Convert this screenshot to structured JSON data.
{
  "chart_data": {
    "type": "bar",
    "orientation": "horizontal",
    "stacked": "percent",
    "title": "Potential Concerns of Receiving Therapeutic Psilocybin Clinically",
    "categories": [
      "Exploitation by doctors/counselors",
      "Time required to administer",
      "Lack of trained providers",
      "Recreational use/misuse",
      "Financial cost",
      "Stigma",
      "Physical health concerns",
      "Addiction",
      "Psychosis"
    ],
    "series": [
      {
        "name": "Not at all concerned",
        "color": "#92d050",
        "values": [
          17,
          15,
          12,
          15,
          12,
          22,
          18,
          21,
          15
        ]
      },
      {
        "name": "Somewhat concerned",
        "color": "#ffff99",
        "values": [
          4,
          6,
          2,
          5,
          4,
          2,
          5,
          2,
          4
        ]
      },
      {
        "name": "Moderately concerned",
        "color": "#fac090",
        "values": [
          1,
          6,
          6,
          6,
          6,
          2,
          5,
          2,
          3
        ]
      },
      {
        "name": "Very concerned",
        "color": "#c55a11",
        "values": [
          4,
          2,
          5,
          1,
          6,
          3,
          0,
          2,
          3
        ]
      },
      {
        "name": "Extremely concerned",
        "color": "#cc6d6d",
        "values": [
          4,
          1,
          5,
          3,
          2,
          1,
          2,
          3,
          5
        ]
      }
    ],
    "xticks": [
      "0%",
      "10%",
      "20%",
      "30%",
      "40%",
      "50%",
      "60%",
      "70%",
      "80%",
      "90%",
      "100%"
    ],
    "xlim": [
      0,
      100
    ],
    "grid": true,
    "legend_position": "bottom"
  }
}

### THE PROBLEM
Your task is to gather all lines from the entries above that hold the word "color".

### WRITTEN ANSWER
        "color": "#92d050",
        "color": "#ffff99",
        "color": "#fac090",
        "color": "#c55a11",
        "color": "#cc6d6d",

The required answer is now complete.